◆ Texto para leitura:
Título: Sem a máquina, PT perde maior reduto
Autor: Junqueira , Caio
Fonte: Valor Econômico, 31/10/2008, Política, p. A10

A derrota da petista Marta Suplicy nas eleições de São Paulo colocou em risco a hegemonia de um dos seus principais grupos de apoio político, a família Tatto. Com três dos doze irmãos com representação nas esferas municipal, estadual e federal do Poder Legislativo, seus integrantes assistiram no domingo ao que há alguns anos parecia improvável: a vitória, de virada, de um adversário "da direita conservadora" no seu reduto eleitoral, a Capela do Socorro, na carente zona sul sul da cidade. João Wainer/Folha Imagem - 20/5/2008 Kassab, Lula e Serra em cerimônia do PAC: reurbanização de favelas foi capitalizada por grupo de Kassab

Apesar de Marta ter batido o prefeito Gilberto Kassab (DEM) no primeiro turno por 42% a 32%, na segunda rodada ele virou para 50,5% a 49,4%. Um feito inédito, que ganha mais força com a perda de espaço na região do vereador eleito para seu sexto mandato Arselino Tatto ao mesmo tempo em que vereadores aliados de Kassab, como Antonio Goulart (PMDB) e Milton Leite (DEM), aumentaram sua votação. Tatto viu o decréscimo de seu sufrágio de 6,5% em 2004 para 5% neste ano, enquanto Goulart passou de 15,4% para 23,2% e Leite, de 2,7% para 5,2%.

◆ Lista de tarefas:
a – Reproduza do texto para leitura o trecho que se abre com as palavras que contêm "Apesar de Marta" e se fecha com "2,7% para 5,2%.".
b – Liste os nomes de todos os vereadores mencionados no texto para leitura.

◆ Listagem de dados:
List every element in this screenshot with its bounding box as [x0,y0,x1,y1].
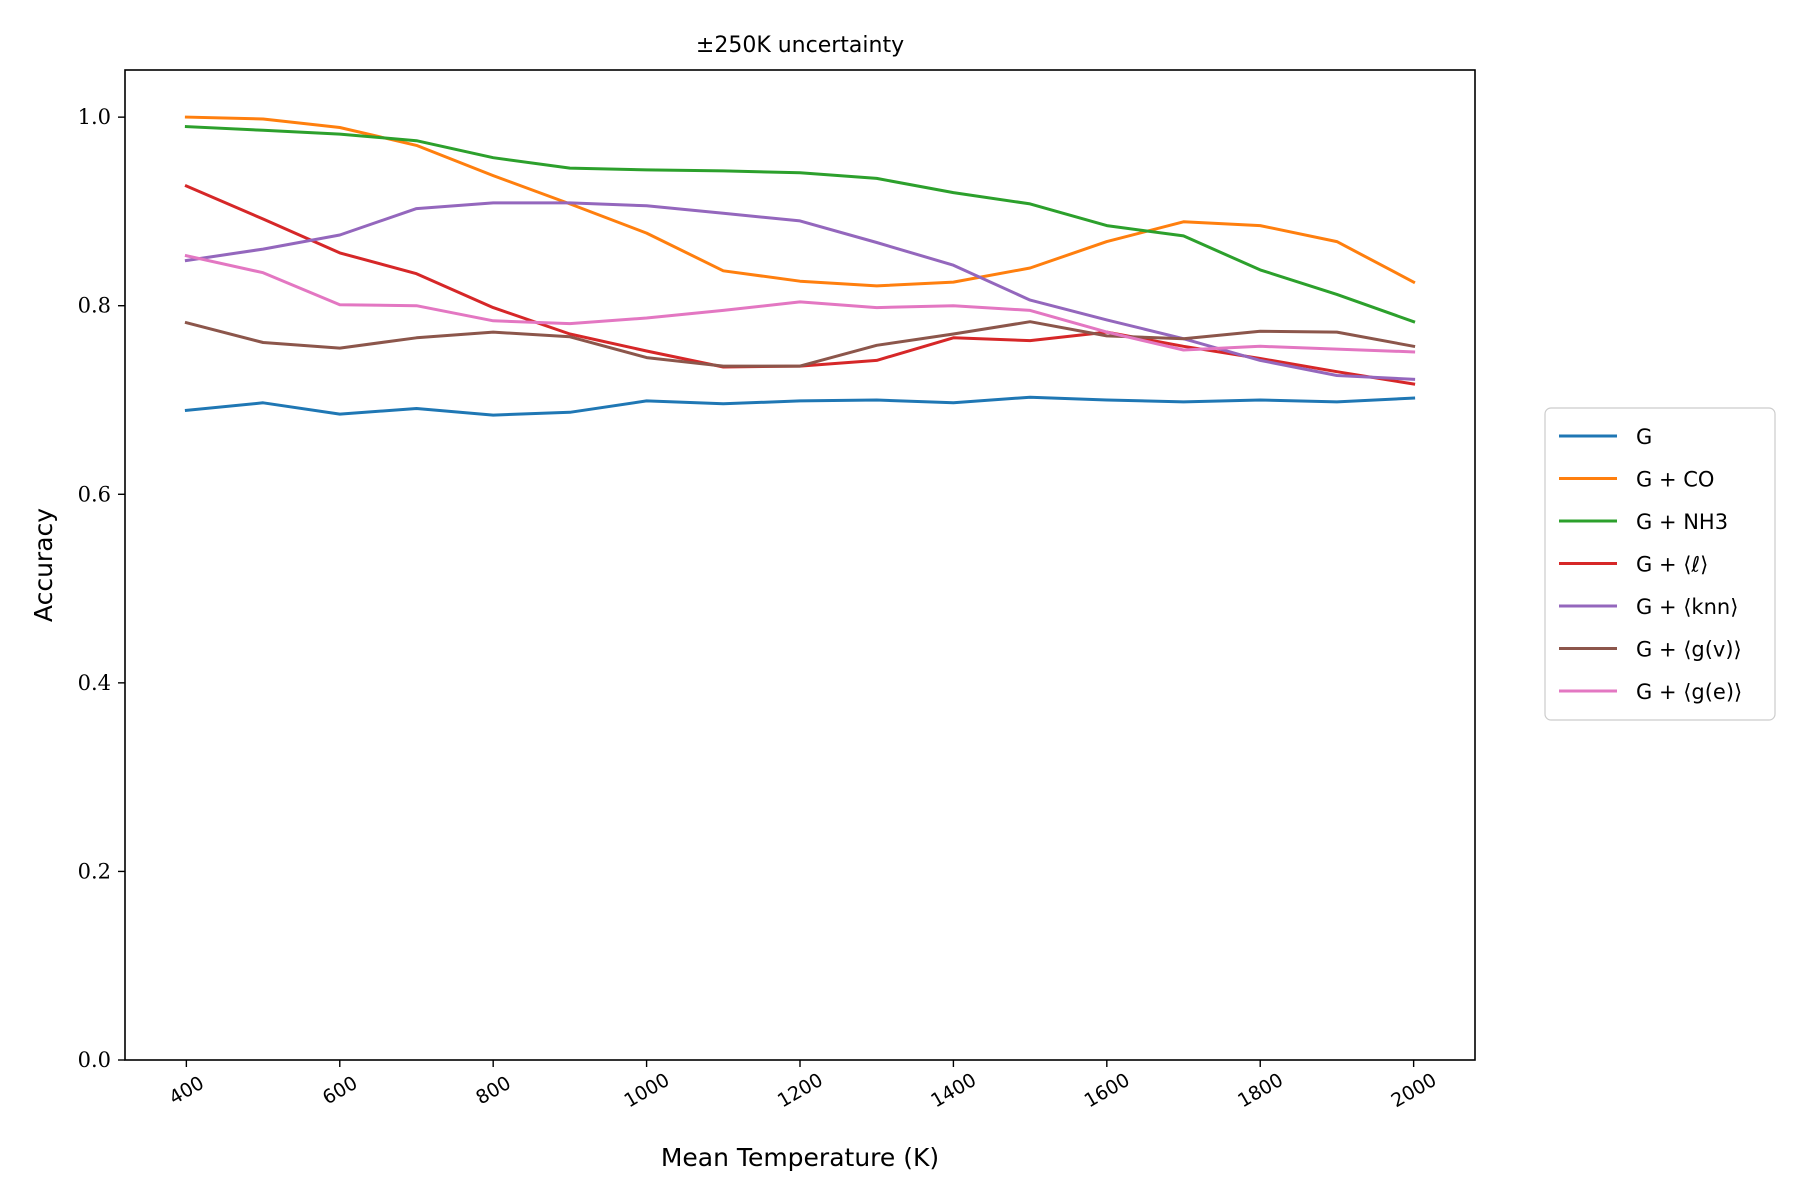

---

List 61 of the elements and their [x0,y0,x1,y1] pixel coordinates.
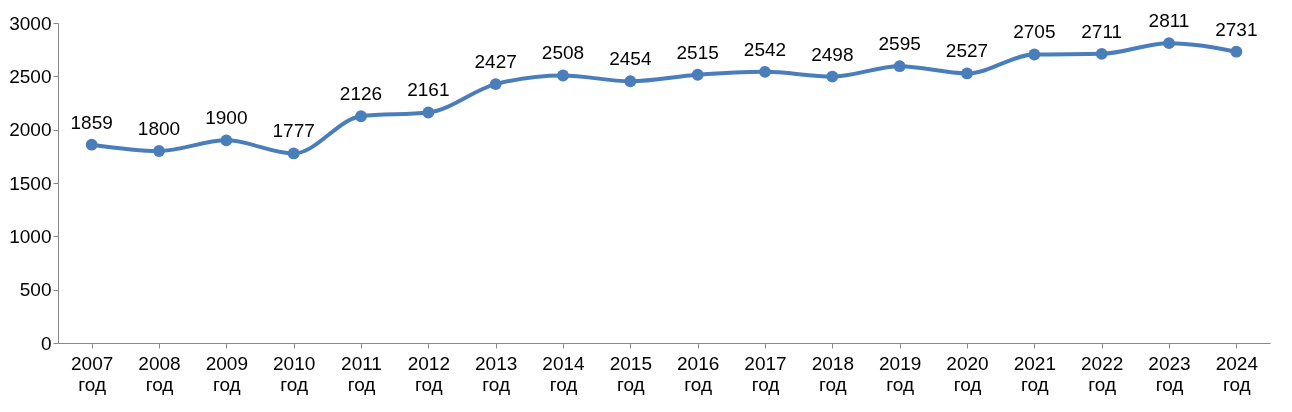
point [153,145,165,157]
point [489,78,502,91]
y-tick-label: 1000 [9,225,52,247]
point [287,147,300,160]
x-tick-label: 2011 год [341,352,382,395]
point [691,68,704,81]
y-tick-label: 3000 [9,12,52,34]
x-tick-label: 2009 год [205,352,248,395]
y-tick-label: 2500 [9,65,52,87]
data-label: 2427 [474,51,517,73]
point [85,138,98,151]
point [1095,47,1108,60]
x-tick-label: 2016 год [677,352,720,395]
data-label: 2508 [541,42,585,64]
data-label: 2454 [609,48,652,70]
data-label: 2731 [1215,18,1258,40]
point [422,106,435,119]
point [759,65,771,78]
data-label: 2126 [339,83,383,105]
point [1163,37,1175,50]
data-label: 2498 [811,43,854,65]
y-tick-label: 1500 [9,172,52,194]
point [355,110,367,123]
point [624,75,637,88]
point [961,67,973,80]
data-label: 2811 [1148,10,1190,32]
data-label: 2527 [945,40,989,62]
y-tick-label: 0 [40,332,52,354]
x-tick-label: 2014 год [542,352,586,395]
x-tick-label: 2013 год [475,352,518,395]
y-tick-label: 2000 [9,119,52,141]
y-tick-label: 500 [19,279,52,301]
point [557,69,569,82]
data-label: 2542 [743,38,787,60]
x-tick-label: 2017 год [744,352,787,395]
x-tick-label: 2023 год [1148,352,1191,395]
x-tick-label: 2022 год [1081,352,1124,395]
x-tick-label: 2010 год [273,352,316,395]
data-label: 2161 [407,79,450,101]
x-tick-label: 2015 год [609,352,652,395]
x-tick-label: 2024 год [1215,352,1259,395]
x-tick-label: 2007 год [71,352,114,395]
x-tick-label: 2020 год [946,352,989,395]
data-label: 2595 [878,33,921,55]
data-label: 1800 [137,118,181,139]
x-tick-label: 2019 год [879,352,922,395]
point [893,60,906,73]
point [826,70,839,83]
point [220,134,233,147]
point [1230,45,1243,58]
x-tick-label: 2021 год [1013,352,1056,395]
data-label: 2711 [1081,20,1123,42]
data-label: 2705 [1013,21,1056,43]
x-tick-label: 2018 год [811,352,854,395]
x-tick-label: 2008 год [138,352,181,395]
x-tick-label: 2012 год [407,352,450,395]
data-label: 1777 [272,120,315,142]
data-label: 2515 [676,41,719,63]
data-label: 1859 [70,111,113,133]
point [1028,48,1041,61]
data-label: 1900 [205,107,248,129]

◆ Respostas dadas:
a –
Apesar de Marta ter batido o prefeito Gilberto Kassab (DEM) no primeiro turno por 42% a 32%, na segunda rodada ele virou para 50,5% a 49,4%. Um feito inédito, que ganha mais força com a perda de espaço na região do vereador eleito para seu sexto mandato Arselino Tatto ao mesmo tempo em que vereadores aliados de Kassab, como Antonio Goulart (PMDB) e Milton Leite (DEM), aumentaram sua votação. Tatto viu o decréscimo de seu sufrágio de 6,5% em 2004 para 5% neste ano, enquanto Goulart passou de 15,4% para 23,2% e Leite, de 2,7% para 5,2%.

b –
Arselino Tatto
Antonio Goulart
Milton Leite